Given problem:
Could you print every record below exactly as it appears?
-----
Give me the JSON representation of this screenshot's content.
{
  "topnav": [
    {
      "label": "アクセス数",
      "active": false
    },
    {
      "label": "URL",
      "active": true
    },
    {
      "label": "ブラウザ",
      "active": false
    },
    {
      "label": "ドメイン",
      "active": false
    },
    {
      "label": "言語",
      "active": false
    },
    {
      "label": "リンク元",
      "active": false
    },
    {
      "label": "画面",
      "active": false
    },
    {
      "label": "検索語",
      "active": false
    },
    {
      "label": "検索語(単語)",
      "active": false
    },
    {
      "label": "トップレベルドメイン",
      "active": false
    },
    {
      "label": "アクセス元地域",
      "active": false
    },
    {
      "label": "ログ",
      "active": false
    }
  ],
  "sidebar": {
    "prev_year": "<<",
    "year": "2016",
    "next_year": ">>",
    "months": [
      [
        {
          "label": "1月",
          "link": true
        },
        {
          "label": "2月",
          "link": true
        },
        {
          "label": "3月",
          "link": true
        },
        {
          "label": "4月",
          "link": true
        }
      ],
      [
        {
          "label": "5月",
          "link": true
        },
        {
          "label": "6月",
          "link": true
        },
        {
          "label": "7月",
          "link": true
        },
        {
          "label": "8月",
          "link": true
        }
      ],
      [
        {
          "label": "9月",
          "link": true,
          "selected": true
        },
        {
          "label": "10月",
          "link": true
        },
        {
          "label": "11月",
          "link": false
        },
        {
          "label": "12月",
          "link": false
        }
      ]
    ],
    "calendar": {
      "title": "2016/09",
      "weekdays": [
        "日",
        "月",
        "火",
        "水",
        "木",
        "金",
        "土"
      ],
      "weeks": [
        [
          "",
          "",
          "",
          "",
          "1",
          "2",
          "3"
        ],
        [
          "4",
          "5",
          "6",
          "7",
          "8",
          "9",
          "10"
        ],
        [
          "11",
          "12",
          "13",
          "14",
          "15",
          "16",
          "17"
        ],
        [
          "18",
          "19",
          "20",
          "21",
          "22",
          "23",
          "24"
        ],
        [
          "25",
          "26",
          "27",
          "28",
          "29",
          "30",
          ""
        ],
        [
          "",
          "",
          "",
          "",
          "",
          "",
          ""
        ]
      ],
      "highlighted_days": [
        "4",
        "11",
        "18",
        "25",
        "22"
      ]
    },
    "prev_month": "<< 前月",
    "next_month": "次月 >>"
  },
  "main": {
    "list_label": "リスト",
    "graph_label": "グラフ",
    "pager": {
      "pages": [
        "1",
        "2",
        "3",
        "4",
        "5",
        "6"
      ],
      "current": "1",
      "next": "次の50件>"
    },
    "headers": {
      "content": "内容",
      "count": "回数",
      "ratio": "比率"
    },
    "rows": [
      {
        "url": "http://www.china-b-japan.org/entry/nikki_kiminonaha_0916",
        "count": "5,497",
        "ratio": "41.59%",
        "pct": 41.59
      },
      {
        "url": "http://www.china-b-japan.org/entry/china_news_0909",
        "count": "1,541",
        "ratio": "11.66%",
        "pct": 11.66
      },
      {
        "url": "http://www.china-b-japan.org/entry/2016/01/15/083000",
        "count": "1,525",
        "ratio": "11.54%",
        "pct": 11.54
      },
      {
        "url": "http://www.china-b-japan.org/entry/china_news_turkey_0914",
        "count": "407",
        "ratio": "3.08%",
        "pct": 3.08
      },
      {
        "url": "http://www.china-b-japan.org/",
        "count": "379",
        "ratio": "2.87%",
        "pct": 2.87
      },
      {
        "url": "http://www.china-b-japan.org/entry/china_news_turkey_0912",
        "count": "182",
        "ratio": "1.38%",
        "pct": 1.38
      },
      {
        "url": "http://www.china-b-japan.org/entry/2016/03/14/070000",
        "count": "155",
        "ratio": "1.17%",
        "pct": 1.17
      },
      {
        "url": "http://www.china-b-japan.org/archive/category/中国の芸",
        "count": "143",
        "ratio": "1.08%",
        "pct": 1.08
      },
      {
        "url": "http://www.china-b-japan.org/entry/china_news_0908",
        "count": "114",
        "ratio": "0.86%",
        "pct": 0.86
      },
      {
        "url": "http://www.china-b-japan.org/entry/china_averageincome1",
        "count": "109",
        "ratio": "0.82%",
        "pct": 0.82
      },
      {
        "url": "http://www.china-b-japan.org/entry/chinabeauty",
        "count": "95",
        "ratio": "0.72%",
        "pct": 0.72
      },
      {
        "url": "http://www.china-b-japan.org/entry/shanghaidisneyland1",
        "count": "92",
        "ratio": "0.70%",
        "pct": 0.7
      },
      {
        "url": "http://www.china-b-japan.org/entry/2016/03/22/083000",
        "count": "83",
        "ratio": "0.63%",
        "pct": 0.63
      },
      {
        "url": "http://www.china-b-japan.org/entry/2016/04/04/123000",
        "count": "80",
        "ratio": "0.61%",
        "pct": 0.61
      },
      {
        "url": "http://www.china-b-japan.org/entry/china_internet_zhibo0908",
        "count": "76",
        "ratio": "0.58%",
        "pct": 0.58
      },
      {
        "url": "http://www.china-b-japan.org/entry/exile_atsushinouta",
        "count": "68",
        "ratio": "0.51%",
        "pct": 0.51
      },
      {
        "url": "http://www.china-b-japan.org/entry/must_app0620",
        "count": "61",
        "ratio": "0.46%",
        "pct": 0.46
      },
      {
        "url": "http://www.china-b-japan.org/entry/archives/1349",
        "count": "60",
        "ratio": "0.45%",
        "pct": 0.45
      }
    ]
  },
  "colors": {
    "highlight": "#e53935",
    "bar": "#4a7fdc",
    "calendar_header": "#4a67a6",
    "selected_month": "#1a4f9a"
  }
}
-----
Solution to this task:
Give me the JSON representation of this screenshot's content.
{
  "topnav": [
    {
      "label": "アクセス数",
      "active": false
    },
    {
      "label": "URL",
      "active": true
    },
    {
      "label": "ブラウザ",
      "active": false
    },
    {
      "label": "ドメイン",
      "active": false
    },
    {
      "label": "言語",
      "active": false
    },
    {
      "label": "リンク元",
      "active": false
    },
    {
      "label": "画面",
      "active": false
    },
    {
      "label": "検索語",
      "active": false
    },
    {
      "label": "検索語(単語)",
      "active": false
    },
    {
      "label": "トップレベルドメイン",
      "active": false
    },
    {
      "label": "アクセス元地域",
      "active": false
    },
    {
      "label": "ログ",
      "active": false
    }
  ],
  "sidebar": {
    "prev_year": "<<",
    "year": "2016",
    "next_year": ">>",
    "months": [
      [
        {
          "label": "1月",
          "link": true
        },
        {
          "label": "2月",
          "link": true
        },
        {
          "label": "3月",
          "link": true
        },
        {
          "label": "4月",
          "link": true
        }
      ],
      [
        {
          "label": "5月",
          "link": true
        },
        {
          "label": "6月",
          "link": true
        },
        {
          "label": "7月",
          "link": true
        },
        {
          "label": "8月",
          "link": true
        }
      ],
      [
        {
          "label": "9月",
          "link": true,
          "selected": true
        },
        {
          "label": "10月",
          "link": true
        },
        {
          "label": "11月",
          "link": false
        },
        {
          "label": "12月",
          "link": false
        }
      ]
    ],
    "calendar": {
      "title": "2016/09",
      "weekdays": [
        "日",
        "月",
        "火",
        "水",
        "木",
        "金",
        "土"
      ],
      "weeks": [
        [
          "",
          "",
          "",
          "",
          "1",
          "2",
          "3"
        ],
        [
          "4",
          "5",
          "6",
          "7",
          "8",
          "9",
          "10"
        ],
        [
          "11",
          "12",
          "13",
          "14",
          "15",
          "16",
          "17"
        ],
        [
          "18",
          "19",
          "20",
          "21",
          "22",
          "23",
          "24"
        ],
        [
          "25",
          "26",
          "27",
          "28",
          "29",
          "30",
          ""
        ],
        [
          "",
          "",
          "",
          "",
          "",
          "",
          ""
        ]
      ],
      "highlighted_days": [
        "4",
        "11",
        "18",
        "25",
        "22"
      ]
    },
    "prev_month": "<< 前月",
    "next_month": "次月 >>"
  },
  "main": {
    "list_label": "リスト",
    "graph_label": "グラフ",
    "pager": {
      "pages": [
        "1",
        "2",
        "3",
        "4",
        "5",
        "6"
      ],
      "current": "1",
      "next": "次の50件>"
    },
    "headers": {
      "content": "内容",
      "count": "回数",
      "ratio": "比率"
    },
    "rows": [
      {
        "url": "http://www.china-b-japan.org/entry/nikki_kiminonaha_0916",
        "count": "5,497",
        "ratio": "41.59%",
        "pct": 41.59
      },
      {
        "url": "http://www.china-b-japan.org/entry/china_news_0909",
        "count": "1,541",
        "ratio": "11.66%",
        "pct": 11.66
      },
      {
        "url": "http://www.china-b-japan.org/entry/2016/01/15/083000",
        "count": "1,525",
        "ratio": "11.54%",
        "pct": 11.54
      },
      {
        "url": "http://www.china-b-japan.org/entry/china_news_turkey_0914",
        "count": "407",
        "ratio": "3.08%",
        "pct": 3.08
      },
      {
        "url": "http://www.china-b-japan.org/",
        "count": "379",
        "ratio": "2.87%",
        "pct": 2.87
      },
      {
        "url": "http://www.china-b-japan.org/entry/china_news_turkey_0912",
        "count": "182",
        "ratio": "1.38%",
        "pct": 1.38
      },
      {
        "url": "http://www.china-b-japan.org/entry/2016/03/14/070000",
        "count": "155",
        "ratio": "1.17%",
        "pct": 1.17
      },
      {
        "url": "http://www.china-b-japan.org/archive/category/中国の芸",
        "count": "143",
        "ratio": "1.08%",
        "pct": 1.08
      },
      {
        "url": "http://www.china-b-japan.org/entry/china_news_0908",
        "count": "114",
        "ratio": "0.86%",
        "pct": 0.86
      },
      {
        "url": "http://www.china-b-japan.org/entry/china_averageincome1",
        "count": "109",
        "ratio": "0.82%",
        "pct": 0.82
      },
      {
        "url": "http://www.china-b-japan.org/entry/chinabeauty",
        "count": "95",
        "ratio": "0.72%",
        "pct": 0.72
      },
      {
        "url": "http://www.china-b-japan.org/entry/shanghaidisneyland1",
        "count": "92",
        "ratio": "0.70%",
        "pct": 0.7
      },
      {
        "url": "http://www.china-b-japan.org/entry/2016/03/22/083000",
        "count": "83",
        "ratio": "0.63%",
        "pct": 0.63
      },
      {
        "url": "http://www.china-b-japan.org/entry/2016/04/04/123000",
        "count": "80",
        "ratio": "0.61%",
        "pct": 0.61
      },
      {
        "url": "http://www.china-b-japan.org/entry/china_internet_zhibo0908",
        "count": "76",
        "ratio": "0.58%",
        "pct": 0.58
      },
      {
        "url": "http://www.china-b-japan.org/entry/exile_atsushinouta",
        "count": "68",
        "ratio": "0.51%",
        "pct": 0.51
      },
      {
        "url": "http://www.china-b-japan.org/entry/must_app0620",
        "count": "61",
        "ratio": "0.46%",
        "pct": 0.46
      },
      {
        "url": "http://www.china-b-japan.org/entry/archives/1349",
        "count": "60",
        "ratio": "0.45%",
        "pct": 0.45
      }
    ]
  },
  "colors": {
    "highlight": "#e53935",
    "bar": "#4a7fdc",
    "calendar_header": "#4a67a6",
    "selected_month": "#1a4f9a"
  }
}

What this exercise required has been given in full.